== Exercise ==
All records below must be retyped exactly.

== Items ==
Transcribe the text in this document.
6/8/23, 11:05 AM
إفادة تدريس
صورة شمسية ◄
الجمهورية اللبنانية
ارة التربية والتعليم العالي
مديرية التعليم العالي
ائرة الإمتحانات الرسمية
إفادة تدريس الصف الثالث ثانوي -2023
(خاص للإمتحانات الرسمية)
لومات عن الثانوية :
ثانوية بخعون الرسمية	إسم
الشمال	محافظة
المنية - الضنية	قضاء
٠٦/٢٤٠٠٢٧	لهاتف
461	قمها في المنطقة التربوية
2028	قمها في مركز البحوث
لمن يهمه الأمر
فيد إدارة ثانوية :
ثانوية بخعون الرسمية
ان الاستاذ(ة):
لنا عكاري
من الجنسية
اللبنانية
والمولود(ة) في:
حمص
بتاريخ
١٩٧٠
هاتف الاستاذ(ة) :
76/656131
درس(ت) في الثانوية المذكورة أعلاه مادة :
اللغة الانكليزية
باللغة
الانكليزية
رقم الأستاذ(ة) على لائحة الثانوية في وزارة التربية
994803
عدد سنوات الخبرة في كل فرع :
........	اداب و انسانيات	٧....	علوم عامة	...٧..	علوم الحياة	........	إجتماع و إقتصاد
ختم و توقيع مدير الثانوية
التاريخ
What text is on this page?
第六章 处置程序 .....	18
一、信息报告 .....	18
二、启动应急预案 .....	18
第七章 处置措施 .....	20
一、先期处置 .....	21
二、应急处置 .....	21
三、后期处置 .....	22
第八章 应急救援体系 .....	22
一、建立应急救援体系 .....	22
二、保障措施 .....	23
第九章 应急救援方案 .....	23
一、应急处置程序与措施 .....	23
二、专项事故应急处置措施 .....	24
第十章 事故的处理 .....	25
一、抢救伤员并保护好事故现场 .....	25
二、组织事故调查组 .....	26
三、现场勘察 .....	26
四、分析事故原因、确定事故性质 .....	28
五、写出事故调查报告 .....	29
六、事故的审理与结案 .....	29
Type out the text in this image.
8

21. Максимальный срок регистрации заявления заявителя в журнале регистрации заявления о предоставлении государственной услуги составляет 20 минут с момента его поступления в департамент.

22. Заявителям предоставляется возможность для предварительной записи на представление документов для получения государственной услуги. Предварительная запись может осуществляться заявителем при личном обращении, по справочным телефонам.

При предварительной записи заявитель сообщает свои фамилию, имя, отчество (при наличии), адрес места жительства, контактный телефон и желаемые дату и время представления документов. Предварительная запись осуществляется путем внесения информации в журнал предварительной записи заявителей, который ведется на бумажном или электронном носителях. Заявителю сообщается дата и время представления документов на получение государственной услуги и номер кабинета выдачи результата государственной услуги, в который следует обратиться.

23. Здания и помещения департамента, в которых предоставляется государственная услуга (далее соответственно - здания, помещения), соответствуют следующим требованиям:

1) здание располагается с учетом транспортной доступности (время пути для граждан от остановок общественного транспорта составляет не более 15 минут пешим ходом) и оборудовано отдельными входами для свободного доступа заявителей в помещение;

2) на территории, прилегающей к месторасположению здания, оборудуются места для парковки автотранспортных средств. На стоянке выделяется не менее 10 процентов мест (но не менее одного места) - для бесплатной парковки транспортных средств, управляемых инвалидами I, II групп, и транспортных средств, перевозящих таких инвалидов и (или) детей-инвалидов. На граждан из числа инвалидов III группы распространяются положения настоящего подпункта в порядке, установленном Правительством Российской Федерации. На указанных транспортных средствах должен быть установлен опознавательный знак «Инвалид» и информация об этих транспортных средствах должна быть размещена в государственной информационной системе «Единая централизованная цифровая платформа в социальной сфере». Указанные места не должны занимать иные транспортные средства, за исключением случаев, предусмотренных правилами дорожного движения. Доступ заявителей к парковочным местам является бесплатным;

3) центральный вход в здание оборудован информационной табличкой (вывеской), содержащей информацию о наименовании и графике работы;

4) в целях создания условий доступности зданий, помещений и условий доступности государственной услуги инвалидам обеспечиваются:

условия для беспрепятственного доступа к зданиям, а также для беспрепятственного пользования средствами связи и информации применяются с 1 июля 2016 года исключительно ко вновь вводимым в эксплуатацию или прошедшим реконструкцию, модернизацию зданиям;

== Output of the exercise ==
Transcribe the text in this document.
6/8/23, 11:05 AM
إفادة تدريس
صورة شمسية ◄
الجمهورية اللبنانية
ارة التربية والتعليم العالي
مديرية التعليم العالي
ائرة الإمتحانات الرسمية
إفادة تدريس الصف الثالث ثانوي -2023
(خاص للإمتحانات الرسمية)
لومات عن الثانوية :
ثانوية بخعون الرسمية	إسم
الشمال	محافظة
المنية - الضنية	قضاء
٠٦/٢٤٠٠٢٧	لهاتف
461	قمها في المنطقة التربوية
2028	قمها في مركز البحوث
لمن يهمه الأمر
فيد إدارة ثانوية :
ثانوية بخعون الرسمية
ان الاستاذ(ة):
لنا عكاري
من الجنسية
اللبنانية
والمولود(ة) في:
حمص
بتاريخ
١٩٧٠
هاتف الاستاذ(ة) :
76/656131
درس(ت) في الثانوية المذكورة أعلاه مادة :
اللغة الانكليزية
باللغة
الانكليزية
رقم الأستاذ(ة) على لائحة الثانوية في وزارة التربية
994803
عدد سنوات الخبرة في كل فرع :
........	اداب و انسانيات	٧....	علوم عامة	...٧..	علوم الحياة	........	إجتماع و إقتصاد
ختم و توقيع مدير الثانوية
التاريخ
What text is on this page?
第六章 处置程序 .....	18
一、信息报告 .....	18
二、启动应急预案 .....	18
第七章 处置措施 .....	20
一、先期处置 .....	21
二、应急处置 .....	21
三、后期处置 .....	22
第八章 应急救援体系 .....	22
一、建立应急救援体系 .....	22
二、保障措施 .....	23
第九章 应急救援方案 .....	23
一、应急处置程序与措施 .....	23
二、专项事故应急处置措施 .....	24
第十章 事故的处理 .....	25
一、抢救伤员并保护好事故现场 .....	25
二、组织事故调查组 .....	26
三、现场勘察 .....	26
四、分析事故原因、确定事故性质 .....	28
五、写出事故调查报告 .....	29
六、事故的审理与结案 .....	29
Type out the text in this image.
8

21. Максимальный срок регистрации заявления заявителя в журнале регистрации заявления о предоставлении государственной услуги составляет 20 минут с момента его поступления в департамент.

22. Заявителям предоставляется возможность для предварительной записи на представление документов для получения государственной услуги. Предварительная запись может осуществляться заявителем при личном обращении, по справочным телефонам.

При предварительной записи заявитель сообщает свои фамилию, имя, отчество (при наличии), адрес места жительства, контактный телефон и желаемые дату и время представления документов. Предварительная запись осуществляется путем внесения информации в журнал предварительной записи заявителей, который ведется на бумажном или электронном носителях. Заявителю сообщается дата и время представления документов на получение государственной услуги и номер кабинета выдачи результата государственной услуги, в который следует обратиться.

23. Здания и помещения департамента, в которых предоставляется государственная услуга (далее соответственно - здания, помещения), соответствуют следующим требованиям:

1) здание располагается с учетом транспортной доступности (время пути для граждан от остановок общественного транспорта составляет не более 15 минут пешим ходом) и оборудовано отдельными входами для свободного доступа заявителей в помещение;

2) на территории, прилегающей к месторасположению здания, оборудуются места для парковки автотранспортных средств. На стоянке выделяется не менее 10 процентов мест (но не менее одного места) - для бесплатной парковки транспортных средств, управляемых инвалидами I, II групп, и транспортных средств, перевозящих таких инвалидов и (или) детей-инвалидов. На граждан из числа инвалидов III группы распространяются положения настоящего подпункта в порядке, установленном Правительством Российской Федерации. На указанных транспортных средствах должен быть установлен опознавательный знак «Инвалид» и информация об этих транспортных средствах должна быть размещена в государственной информационной системе «Единая централизованная цифровая платформа в социальной сфере». Указанные места не должны занимать иные транспортные средства, за исключением случаев, предусмотренных правилами дорожного движения. Доступ заявителей к парковочным местам является бесплатным;

3) центральный вход в здание оборудован информационной табличкой (вывеской), содержащей информацию о наименовании и графике работы;

4) в целях создания условий доступности зданий, помещений и условий доступности государственной услуги инвалидам обеспечиваются:

условия для беспрепятственного доступа к зданиям, а также для беспрепятственного пользования средствами связи и информации применяются с 1 июля 2016 года исключительно ко вновь вводимым в эксплуатацию или прошедшим реконструкцию, модернизацию зданиям;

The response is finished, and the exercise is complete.